[Begin]

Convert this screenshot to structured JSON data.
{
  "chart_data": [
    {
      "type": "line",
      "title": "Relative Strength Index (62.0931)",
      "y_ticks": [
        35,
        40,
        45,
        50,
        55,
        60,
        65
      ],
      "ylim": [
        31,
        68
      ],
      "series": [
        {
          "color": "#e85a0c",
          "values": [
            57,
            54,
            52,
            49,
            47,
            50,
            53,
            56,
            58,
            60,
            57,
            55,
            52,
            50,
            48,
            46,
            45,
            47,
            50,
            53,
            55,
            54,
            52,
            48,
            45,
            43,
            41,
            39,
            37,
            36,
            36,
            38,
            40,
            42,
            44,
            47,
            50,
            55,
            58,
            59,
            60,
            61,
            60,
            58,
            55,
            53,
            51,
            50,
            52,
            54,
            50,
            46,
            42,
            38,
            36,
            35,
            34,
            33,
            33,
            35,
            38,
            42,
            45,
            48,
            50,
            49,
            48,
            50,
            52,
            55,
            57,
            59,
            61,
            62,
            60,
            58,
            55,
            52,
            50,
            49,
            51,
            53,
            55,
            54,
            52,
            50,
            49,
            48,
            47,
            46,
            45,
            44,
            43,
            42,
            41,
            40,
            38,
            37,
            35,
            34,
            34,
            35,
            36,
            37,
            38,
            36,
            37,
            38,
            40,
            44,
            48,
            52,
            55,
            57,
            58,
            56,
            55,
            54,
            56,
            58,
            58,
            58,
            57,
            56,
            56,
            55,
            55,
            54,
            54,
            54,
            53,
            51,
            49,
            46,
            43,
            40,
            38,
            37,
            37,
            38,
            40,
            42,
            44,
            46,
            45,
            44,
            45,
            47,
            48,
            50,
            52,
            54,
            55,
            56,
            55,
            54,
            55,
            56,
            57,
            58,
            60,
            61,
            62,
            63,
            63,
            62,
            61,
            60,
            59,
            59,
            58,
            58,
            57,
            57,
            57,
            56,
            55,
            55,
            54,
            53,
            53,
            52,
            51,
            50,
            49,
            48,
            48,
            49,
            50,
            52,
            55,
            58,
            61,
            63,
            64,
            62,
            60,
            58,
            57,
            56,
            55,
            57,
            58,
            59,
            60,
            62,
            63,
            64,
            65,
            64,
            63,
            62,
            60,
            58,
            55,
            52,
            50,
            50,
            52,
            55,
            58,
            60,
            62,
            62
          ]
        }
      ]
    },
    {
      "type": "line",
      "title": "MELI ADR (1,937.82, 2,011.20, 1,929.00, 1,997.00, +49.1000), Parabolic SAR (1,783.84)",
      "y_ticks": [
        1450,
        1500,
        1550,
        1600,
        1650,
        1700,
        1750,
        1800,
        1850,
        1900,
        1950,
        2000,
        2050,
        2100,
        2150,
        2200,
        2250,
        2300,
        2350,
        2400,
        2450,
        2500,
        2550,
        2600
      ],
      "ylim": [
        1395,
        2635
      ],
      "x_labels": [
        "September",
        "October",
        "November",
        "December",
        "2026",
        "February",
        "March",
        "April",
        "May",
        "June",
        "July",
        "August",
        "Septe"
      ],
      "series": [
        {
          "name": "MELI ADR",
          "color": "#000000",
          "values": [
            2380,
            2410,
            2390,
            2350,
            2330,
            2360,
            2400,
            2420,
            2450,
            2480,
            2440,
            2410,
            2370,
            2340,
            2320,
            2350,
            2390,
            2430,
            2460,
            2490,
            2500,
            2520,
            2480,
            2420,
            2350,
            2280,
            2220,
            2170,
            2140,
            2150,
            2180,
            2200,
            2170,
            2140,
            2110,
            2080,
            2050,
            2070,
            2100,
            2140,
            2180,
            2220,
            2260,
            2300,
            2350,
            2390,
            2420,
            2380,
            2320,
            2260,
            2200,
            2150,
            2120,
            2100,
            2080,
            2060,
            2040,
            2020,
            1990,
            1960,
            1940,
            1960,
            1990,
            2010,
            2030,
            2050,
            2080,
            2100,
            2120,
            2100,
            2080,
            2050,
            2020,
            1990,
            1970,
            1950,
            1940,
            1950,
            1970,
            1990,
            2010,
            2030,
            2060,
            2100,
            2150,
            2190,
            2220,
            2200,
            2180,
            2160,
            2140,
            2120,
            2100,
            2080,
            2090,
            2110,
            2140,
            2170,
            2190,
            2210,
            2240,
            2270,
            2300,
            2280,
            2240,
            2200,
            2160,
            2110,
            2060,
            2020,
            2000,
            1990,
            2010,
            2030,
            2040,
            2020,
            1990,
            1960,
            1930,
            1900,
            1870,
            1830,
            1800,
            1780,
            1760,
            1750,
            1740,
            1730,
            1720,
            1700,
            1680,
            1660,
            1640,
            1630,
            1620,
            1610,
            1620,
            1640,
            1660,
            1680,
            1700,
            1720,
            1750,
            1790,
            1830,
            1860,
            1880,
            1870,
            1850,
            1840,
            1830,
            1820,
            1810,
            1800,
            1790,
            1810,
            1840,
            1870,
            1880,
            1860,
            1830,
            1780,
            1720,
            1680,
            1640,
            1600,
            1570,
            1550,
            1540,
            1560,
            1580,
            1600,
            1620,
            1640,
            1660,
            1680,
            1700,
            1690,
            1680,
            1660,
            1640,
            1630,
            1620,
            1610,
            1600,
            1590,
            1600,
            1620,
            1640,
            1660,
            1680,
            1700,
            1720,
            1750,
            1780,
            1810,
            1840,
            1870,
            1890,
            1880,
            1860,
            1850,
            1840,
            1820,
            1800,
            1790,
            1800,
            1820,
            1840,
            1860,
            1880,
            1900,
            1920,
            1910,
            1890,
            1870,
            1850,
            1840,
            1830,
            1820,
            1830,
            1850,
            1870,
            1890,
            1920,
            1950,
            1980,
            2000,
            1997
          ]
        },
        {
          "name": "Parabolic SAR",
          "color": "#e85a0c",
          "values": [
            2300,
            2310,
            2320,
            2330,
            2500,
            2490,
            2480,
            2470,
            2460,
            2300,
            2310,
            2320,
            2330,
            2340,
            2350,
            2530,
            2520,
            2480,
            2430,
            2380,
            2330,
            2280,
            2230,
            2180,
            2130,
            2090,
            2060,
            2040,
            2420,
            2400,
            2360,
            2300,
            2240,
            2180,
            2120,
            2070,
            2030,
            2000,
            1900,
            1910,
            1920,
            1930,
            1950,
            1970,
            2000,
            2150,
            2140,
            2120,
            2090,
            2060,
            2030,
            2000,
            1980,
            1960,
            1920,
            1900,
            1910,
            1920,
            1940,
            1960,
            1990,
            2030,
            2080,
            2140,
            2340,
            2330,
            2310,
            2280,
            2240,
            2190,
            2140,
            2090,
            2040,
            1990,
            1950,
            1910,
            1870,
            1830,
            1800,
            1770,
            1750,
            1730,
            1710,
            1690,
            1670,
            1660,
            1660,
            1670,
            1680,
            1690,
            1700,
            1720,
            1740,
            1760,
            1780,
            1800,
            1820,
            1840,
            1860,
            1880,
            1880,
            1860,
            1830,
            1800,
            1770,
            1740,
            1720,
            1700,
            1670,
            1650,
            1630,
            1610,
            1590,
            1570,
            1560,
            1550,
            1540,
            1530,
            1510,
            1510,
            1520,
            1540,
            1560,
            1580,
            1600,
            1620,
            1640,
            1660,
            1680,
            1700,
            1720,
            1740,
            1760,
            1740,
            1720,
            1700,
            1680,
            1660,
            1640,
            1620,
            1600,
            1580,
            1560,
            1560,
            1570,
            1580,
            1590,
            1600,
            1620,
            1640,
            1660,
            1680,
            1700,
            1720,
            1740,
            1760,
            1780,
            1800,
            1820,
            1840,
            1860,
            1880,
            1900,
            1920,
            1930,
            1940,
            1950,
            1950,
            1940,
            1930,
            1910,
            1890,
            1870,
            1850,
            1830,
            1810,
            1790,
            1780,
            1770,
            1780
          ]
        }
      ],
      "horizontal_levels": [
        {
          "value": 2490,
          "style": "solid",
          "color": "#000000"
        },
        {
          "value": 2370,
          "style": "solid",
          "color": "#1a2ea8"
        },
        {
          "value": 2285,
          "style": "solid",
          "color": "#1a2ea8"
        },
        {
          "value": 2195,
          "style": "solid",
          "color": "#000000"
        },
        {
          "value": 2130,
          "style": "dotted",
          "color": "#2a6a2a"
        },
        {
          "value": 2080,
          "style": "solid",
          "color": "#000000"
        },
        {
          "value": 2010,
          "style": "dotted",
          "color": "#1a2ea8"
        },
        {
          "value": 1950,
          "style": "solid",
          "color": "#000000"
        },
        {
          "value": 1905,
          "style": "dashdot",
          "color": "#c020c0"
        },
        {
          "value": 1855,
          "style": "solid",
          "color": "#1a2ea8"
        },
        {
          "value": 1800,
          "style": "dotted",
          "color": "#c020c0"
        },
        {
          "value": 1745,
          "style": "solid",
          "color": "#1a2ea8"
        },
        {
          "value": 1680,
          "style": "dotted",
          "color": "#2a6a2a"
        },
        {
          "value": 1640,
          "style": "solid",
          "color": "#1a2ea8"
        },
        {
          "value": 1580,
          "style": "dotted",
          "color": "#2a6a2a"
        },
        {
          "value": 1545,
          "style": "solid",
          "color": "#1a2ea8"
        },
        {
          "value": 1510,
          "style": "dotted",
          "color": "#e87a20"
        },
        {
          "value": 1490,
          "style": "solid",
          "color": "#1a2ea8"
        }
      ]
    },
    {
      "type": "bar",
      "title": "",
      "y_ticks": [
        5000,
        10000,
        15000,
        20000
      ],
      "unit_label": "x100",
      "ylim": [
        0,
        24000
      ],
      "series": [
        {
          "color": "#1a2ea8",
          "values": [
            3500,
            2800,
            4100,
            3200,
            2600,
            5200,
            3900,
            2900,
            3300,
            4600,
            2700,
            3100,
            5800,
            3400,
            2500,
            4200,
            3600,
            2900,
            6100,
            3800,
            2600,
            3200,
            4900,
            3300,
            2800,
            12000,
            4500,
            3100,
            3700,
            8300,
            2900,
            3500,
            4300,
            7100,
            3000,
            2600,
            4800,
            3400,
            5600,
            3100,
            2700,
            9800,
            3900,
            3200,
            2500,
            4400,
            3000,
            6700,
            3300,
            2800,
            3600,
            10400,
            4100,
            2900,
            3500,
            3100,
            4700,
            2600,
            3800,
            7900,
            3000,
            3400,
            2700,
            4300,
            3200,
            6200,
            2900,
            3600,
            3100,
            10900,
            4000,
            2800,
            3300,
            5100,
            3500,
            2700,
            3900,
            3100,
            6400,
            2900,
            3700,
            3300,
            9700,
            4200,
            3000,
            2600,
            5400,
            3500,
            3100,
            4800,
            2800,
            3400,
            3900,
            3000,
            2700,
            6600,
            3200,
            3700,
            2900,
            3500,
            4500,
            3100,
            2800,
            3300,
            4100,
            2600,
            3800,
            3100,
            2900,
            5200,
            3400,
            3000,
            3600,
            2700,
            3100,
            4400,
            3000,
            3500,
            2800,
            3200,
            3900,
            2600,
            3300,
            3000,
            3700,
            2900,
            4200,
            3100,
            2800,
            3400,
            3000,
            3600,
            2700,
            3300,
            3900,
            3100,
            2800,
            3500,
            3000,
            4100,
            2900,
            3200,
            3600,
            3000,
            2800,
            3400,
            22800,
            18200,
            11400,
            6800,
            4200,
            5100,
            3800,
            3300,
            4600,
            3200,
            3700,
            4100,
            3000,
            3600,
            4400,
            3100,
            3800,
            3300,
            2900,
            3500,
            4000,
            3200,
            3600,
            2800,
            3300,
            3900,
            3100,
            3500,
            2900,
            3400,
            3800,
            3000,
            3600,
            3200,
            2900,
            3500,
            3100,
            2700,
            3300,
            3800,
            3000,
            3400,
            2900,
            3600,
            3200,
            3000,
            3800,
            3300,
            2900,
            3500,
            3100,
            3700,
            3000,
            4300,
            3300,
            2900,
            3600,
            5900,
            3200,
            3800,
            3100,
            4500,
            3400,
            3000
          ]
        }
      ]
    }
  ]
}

[End]

> **Problem details**: Using the entries above, return each line that includes the word "MELI".

> **The reply**:
      "title": "MELI ADR (1,937.82, 2,011.20, 1,929.00, 1,997.00, +49.1000), Parabolic SAR (1,783.84)",
          "name": "MELI ADR",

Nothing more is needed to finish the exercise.